### Information given:
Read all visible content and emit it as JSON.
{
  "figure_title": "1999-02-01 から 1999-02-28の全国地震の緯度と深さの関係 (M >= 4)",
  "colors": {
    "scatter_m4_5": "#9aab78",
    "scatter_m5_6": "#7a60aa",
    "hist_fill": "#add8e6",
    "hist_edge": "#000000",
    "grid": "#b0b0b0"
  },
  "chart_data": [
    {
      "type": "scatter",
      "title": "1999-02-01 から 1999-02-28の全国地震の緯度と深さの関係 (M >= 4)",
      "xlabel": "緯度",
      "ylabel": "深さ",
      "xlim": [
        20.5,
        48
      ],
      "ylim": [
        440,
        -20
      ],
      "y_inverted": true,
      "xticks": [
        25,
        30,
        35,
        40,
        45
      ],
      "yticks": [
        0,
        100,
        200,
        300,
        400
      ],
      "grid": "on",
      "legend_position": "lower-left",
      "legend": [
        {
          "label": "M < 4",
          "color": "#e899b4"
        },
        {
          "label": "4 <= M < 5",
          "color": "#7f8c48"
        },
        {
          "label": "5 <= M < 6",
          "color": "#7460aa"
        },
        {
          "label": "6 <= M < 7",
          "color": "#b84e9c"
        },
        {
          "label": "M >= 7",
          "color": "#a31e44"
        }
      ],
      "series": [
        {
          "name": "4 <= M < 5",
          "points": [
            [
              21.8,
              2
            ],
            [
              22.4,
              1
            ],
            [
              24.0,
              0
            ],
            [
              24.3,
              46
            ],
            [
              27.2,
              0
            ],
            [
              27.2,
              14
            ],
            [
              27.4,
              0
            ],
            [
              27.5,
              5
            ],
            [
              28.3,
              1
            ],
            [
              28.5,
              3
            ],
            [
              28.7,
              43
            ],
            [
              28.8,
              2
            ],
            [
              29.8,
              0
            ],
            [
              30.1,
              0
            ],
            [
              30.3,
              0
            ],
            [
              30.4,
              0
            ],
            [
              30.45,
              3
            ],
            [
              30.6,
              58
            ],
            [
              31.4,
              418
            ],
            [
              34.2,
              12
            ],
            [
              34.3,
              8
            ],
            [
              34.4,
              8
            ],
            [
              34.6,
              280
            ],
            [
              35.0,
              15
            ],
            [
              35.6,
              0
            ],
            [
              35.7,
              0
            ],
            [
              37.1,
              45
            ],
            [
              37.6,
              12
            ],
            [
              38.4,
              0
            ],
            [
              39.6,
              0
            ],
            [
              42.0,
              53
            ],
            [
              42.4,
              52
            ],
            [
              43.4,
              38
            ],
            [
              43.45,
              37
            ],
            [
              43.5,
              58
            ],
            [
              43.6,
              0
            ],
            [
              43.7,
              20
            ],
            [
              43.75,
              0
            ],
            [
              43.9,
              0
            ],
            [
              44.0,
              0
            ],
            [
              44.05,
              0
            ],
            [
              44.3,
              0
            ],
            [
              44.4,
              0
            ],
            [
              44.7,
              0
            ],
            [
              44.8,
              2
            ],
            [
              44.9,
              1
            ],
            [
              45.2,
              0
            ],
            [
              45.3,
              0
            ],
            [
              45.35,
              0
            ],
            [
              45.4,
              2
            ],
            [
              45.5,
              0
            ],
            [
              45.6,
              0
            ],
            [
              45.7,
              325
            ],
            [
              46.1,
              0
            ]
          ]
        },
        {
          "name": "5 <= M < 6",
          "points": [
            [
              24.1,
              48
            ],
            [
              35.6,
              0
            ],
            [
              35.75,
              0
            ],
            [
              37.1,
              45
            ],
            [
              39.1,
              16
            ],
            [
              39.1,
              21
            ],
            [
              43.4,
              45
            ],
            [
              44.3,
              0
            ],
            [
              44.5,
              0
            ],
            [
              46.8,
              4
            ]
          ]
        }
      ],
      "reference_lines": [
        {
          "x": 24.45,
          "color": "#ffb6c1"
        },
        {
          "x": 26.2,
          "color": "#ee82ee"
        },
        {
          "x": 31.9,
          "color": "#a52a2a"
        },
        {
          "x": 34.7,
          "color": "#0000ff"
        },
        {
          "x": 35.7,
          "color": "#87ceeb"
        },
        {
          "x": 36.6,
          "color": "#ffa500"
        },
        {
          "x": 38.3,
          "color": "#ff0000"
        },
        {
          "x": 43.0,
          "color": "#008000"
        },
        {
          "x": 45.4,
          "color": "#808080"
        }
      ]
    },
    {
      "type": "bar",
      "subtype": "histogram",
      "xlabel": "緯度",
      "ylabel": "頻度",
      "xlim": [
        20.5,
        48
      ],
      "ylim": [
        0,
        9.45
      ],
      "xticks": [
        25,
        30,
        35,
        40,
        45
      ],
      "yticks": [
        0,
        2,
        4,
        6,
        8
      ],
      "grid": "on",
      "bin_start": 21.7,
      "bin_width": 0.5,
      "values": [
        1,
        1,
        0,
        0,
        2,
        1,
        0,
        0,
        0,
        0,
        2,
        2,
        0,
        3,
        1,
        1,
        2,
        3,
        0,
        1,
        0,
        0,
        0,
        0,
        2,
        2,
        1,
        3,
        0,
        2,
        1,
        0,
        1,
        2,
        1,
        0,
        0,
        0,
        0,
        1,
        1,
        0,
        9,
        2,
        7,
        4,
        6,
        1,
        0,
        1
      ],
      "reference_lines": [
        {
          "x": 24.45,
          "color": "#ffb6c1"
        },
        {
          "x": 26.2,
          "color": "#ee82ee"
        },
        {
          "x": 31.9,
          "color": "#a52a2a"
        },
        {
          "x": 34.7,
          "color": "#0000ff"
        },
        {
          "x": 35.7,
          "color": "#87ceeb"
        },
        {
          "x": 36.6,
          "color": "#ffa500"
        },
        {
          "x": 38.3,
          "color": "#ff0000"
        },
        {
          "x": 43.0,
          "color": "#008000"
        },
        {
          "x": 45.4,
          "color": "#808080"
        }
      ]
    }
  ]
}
--
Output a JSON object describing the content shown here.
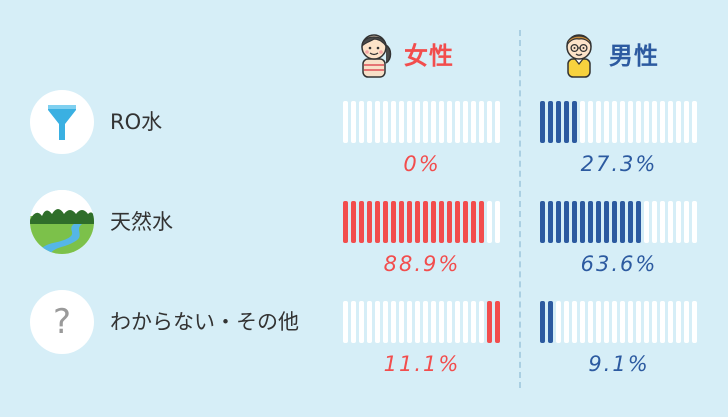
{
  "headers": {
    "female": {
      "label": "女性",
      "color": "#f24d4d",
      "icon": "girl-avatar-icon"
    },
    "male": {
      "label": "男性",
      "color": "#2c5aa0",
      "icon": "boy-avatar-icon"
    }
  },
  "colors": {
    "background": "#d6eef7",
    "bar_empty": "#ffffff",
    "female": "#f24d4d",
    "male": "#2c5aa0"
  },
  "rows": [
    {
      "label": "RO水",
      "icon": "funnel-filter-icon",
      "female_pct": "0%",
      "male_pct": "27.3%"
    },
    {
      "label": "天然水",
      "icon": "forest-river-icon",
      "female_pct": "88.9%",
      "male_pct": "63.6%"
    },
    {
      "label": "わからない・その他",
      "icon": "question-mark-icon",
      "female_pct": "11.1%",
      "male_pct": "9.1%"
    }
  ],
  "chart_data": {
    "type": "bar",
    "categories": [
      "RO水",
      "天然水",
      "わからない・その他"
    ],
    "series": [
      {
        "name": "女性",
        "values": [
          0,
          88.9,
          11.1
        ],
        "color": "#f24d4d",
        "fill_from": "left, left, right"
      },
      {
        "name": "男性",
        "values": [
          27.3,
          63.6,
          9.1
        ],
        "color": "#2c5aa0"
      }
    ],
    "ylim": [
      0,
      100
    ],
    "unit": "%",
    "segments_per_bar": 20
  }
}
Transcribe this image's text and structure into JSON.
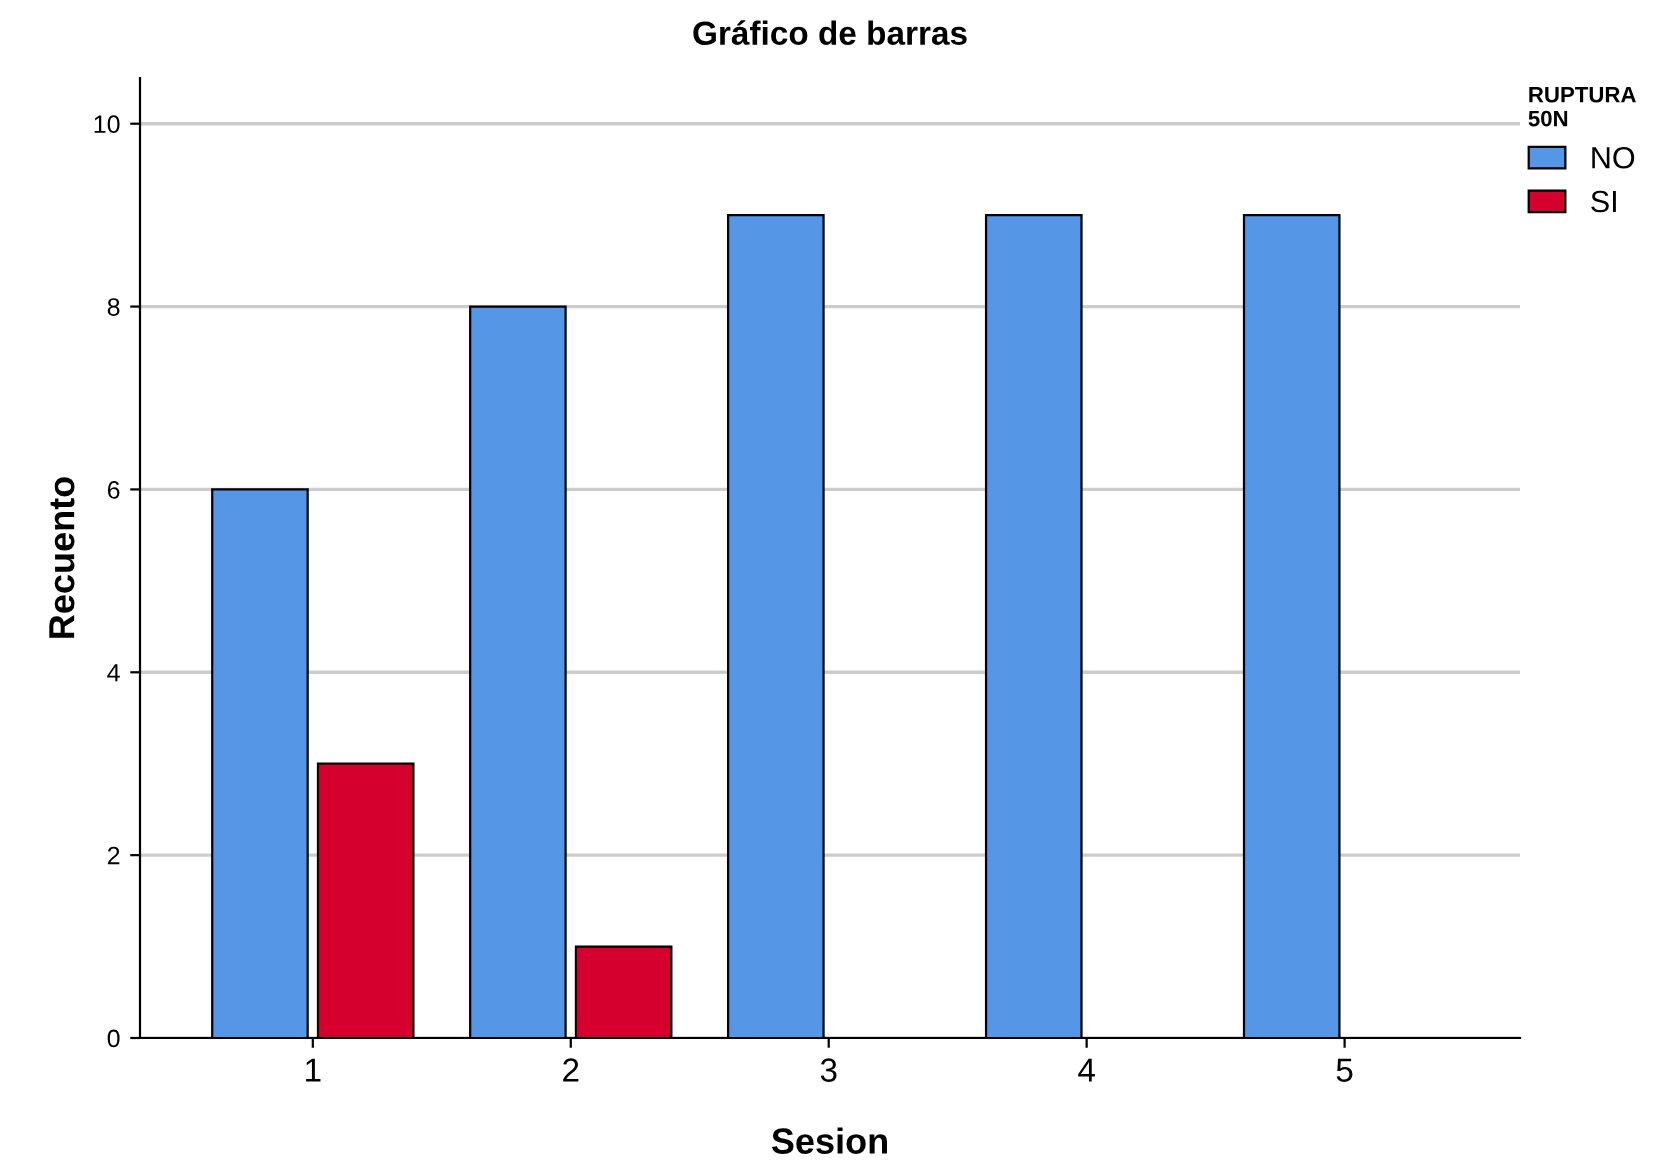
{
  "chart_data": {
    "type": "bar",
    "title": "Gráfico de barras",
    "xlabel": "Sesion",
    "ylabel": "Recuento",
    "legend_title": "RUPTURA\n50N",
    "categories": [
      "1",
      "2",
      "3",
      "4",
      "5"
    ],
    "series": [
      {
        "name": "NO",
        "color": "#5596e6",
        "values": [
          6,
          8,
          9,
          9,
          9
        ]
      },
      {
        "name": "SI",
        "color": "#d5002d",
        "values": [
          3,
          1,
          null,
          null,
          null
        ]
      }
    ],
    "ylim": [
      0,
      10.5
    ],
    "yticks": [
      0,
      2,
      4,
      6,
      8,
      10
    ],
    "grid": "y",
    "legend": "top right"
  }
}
--
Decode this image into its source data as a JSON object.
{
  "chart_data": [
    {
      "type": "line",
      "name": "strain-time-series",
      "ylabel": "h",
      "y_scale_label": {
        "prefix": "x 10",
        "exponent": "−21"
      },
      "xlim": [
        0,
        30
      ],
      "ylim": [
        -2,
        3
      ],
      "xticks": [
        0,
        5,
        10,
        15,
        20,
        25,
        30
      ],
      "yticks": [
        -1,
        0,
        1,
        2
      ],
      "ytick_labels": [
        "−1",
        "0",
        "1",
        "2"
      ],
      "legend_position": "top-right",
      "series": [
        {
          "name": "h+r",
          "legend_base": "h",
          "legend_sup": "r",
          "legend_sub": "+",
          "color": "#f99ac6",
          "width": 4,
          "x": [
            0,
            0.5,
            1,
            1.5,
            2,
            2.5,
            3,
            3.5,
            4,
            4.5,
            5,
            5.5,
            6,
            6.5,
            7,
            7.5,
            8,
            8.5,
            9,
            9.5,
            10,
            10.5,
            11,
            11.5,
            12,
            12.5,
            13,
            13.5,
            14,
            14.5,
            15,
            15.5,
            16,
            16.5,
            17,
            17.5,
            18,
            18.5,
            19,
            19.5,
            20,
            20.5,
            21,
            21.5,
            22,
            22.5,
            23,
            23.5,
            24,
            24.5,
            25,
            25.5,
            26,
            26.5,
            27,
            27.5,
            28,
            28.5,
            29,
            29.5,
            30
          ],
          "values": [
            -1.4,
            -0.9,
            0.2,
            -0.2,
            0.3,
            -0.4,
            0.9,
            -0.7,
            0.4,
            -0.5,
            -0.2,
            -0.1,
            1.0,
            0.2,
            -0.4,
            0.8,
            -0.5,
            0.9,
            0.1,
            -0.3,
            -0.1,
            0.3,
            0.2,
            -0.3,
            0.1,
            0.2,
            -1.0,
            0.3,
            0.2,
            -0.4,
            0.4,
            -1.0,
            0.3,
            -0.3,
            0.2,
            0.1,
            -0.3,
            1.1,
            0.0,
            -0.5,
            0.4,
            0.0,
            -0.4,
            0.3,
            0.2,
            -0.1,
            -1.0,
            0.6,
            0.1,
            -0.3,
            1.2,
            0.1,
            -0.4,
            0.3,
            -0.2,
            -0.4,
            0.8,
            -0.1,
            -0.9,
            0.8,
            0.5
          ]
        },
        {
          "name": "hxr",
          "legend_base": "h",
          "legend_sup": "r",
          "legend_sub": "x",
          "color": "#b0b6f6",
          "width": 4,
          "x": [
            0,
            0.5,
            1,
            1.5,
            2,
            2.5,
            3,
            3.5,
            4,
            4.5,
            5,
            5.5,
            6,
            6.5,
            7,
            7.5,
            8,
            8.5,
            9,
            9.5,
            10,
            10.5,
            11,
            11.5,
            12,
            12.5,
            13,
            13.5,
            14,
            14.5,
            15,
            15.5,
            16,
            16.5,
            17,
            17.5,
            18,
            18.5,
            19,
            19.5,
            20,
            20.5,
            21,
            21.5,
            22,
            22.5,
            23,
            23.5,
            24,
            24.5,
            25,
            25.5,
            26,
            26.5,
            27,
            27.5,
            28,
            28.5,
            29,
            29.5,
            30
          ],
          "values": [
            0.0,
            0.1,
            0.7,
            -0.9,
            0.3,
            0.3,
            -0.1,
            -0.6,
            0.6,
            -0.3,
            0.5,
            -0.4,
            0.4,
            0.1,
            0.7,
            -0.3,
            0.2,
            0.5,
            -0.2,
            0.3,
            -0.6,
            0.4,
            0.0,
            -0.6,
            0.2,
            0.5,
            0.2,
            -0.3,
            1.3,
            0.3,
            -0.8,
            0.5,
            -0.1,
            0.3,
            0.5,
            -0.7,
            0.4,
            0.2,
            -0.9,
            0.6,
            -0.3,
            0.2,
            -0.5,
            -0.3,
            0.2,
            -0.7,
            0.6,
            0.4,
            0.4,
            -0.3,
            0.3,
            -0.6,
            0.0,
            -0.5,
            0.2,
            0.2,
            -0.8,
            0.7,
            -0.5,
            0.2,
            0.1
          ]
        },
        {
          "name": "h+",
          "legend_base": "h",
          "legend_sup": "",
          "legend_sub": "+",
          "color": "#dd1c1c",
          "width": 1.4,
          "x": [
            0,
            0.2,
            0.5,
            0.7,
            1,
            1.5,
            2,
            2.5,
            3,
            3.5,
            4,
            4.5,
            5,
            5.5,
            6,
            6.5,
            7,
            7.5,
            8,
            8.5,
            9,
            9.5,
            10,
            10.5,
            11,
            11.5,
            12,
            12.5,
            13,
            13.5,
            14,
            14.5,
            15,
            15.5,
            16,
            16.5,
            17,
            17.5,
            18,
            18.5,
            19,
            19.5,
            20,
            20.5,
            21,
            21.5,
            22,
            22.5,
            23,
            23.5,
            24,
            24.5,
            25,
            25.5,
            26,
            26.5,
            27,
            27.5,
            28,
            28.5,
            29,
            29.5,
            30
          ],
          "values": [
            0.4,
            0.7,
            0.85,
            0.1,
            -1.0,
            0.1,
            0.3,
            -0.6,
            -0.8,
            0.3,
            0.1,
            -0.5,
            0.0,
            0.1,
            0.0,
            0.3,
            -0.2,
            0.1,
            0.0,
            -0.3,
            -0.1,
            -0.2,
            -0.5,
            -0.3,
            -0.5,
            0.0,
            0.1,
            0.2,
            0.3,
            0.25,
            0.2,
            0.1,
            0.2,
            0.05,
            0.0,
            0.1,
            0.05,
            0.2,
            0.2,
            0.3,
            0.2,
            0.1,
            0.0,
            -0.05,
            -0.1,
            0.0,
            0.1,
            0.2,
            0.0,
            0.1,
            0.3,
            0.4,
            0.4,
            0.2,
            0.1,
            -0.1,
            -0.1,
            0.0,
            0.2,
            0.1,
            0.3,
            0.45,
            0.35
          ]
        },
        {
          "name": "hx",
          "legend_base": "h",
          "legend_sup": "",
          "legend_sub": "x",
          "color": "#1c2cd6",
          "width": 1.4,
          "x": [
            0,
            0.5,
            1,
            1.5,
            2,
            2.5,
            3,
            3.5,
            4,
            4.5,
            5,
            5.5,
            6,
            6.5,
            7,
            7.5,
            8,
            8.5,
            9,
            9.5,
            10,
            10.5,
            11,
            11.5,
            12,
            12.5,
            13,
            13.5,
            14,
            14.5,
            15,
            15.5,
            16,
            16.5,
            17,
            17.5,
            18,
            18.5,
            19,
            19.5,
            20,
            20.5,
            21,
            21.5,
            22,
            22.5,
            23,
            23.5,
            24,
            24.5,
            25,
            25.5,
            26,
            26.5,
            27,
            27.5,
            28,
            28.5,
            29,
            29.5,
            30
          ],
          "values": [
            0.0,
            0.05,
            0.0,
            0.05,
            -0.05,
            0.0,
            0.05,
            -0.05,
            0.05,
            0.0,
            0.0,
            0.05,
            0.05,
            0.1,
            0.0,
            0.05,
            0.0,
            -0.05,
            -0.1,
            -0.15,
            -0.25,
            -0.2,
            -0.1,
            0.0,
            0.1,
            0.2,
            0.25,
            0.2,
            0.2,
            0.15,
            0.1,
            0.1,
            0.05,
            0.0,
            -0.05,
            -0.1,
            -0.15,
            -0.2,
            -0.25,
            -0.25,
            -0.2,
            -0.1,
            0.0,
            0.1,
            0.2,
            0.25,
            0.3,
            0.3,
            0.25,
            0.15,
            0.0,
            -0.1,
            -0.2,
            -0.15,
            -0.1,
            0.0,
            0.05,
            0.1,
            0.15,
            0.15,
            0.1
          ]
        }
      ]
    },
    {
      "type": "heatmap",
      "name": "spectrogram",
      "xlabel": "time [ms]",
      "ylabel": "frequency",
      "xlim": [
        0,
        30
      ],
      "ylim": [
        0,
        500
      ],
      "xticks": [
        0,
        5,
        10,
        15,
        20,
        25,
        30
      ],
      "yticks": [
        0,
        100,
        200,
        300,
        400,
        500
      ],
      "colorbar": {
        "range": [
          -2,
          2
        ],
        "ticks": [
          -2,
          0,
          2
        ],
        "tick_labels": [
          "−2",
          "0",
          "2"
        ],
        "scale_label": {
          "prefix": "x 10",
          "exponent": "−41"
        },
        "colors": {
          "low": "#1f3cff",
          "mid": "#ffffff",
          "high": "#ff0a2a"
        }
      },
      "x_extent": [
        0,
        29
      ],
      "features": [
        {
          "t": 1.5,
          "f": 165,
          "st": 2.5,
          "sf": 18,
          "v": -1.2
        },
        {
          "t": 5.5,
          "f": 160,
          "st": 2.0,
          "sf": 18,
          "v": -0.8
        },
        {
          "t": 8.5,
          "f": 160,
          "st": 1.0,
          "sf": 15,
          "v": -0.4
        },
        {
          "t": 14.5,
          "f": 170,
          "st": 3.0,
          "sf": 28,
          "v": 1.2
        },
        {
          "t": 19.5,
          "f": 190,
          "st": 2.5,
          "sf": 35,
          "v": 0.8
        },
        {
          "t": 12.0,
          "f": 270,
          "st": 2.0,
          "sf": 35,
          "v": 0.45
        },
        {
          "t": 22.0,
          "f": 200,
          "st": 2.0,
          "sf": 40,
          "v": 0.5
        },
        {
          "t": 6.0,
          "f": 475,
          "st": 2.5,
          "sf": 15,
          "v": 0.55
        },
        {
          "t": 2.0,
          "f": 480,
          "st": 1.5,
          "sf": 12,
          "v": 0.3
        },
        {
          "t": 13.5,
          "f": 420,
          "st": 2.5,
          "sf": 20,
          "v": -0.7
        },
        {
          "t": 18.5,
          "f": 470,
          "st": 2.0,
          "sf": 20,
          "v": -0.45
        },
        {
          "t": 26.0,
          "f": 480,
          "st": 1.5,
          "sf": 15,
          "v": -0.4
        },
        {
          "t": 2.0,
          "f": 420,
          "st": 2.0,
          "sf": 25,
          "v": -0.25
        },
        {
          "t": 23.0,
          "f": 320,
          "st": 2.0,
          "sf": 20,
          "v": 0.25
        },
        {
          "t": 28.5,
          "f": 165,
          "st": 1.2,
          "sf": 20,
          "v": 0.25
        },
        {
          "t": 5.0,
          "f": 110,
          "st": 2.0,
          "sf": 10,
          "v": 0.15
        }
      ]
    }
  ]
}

### What you have to do:
Filter the entries down to the lines with the word "image" in them.

### Expected answer:
Transcribe this image's text and structure into JSON.
Decode this image into its source data as a JSON object.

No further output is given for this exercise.